__TASK INPUT__.
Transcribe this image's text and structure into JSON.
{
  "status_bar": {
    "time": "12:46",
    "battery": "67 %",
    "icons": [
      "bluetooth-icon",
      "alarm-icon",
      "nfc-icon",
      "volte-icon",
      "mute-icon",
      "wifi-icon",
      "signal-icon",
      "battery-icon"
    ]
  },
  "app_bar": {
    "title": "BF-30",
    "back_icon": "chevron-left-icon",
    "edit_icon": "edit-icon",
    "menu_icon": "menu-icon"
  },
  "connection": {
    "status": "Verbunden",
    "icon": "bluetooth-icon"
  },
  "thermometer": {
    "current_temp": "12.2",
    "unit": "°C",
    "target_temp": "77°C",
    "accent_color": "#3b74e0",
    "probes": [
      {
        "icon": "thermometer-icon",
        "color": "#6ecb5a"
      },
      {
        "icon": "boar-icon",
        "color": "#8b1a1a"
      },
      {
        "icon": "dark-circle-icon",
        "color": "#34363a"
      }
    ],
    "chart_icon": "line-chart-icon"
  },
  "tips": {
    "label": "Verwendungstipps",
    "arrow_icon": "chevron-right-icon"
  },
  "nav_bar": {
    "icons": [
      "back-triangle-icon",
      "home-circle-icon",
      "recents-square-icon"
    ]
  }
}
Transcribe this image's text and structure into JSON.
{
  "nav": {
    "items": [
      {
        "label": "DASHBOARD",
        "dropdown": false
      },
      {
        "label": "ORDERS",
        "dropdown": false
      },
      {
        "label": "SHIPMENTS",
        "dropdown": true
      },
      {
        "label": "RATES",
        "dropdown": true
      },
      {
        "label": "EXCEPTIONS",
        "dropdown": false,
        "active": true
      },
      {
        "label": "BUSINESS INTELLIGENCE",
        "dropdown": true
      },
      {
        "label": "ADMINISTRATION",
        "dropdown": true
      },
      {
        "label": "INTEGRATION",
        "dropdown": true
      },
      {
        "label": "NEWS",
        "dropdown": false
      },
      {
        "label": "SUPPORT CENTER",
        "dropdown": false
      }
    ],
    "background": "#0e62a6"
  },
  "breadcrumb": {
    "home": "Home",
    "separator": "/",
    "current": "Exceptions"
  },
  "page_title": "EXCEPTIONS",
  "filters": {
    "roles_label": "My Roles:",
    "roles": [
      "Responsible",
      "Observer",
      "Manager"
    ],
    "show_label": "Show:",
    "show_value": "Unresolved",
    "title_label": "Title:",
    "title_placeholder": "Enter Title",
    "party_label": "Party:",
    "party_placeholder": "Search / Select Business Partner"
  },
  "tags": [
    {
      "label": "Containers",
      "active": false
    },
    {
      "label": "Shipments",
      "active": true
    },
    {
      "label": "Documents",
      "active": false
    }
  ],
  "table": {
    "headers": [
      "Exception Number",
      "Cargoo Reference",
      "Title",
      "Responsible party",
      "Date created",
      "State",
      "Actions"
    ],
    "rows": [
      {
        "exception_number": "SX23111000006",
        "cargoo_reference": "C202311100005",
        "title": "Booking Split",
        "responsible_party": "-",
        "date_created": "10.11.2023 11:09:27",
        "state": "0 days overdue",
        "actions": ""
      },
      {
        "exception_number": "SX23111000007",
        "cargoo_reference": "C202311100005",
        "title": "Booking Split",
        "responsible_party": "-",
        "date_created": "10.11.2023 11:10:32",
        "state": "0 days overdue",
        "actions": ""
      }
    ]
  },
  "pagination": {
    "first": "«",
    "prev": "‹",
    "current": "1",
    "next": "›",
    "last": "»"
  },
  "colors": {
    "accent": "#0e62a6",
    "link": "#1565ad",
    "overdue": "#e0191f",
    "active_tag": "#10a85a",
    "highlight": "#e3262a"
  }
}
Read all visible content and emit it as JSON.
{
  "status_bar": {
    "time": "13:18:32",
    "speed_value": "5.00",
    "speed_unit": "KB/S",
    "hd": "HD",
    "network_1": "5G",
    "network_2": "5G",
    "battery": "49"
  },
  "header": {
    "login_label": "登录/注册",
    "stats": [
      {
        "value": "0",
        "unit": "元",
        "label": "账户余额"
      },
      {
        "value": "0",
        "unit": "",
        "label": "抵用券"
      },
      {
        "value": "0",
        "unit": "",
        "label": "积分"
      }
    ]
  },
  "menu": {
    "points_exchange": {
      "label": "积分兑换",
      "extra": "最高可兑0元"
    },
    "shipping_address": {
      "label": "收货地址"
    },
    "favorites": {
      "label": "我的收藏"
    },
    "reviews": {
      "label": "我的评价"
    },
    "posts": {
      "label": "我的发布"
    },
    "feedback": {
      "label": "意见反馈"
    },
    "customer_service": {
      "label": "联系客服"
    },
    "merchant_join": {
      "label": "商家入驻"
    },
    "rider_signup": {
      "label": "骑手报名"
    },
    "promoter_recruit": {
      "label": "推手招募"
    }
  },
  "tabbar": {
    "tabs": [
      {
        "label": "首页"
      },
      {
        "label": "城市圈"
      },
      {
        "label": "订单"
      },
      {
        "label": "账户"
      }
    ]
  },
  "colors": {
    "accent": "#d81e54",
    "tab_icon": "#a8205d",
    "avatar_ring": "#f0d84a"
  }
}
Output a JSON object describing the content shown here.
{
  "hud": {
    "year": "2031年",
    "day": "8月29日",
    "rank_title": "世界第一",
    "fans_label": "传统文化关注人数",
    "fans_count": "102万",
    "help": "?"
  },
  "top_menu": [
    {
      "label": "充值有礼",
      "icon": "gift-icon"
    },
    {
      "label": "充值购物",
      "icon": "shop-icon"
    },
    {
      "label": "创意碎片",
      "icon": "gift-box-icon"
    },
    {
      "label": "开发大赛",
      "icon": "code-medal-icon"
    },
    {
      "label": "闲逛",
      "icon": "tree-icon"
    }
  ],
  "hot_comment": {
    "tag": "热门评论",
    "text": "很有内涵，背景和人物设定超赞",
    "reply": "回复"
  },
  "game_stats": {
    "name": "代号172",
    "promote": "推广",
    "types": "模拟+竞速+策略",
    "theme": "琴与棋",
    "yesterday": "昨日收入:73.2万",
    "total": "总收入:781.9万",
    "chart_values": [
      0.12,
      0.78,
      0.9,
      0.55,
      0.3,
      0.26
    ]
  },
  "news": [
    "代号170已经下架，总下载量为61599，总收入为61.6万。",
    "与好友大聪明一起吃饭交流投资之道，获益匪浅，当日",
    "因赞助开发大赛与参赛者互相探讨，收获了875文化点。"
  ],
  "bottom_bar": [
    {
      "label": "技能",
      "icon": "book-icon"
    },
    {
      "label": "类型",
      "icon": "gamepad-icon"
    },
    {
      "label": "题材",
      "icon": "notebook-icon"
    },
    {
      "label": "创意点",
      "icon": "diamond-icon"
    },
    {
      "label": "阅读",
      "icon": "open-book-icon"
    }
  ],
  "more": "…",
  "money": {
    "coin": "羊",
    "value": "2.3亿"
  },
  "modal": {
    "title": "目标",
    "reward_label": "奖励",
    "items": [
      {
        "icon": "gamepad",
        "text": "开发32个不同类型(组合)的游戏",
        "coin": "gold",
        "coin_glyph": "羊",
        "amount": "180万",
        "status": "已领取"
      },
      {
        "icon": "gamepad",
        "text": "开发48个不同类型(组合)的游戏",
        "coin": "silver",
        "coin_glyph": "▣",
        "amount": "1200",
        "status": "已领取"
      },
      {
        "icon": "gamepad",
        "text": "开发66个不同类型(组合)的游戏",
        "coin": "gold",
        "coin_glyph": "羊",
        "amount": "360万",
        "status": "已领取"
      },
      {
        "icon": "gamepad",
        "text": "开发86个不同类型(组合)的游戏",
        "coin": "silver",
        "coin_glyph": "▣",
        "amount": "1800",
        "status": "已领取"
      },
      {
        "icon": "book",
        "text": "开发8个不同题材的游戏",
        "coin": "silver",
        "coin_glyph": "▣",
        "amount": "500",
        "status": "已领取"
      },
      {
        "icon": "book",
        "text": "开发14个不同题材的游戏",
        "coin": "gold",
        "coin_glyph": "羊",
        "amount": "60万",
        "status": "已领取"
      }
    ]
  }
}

__STATED TASK__. Scan the listing above for the word "chevron" and show each line where it is found.

__EXERCISE RESPONSE__.
    "back_icon": "chevron-left-icon",
    "arrow_icon": "chevron-right-icon"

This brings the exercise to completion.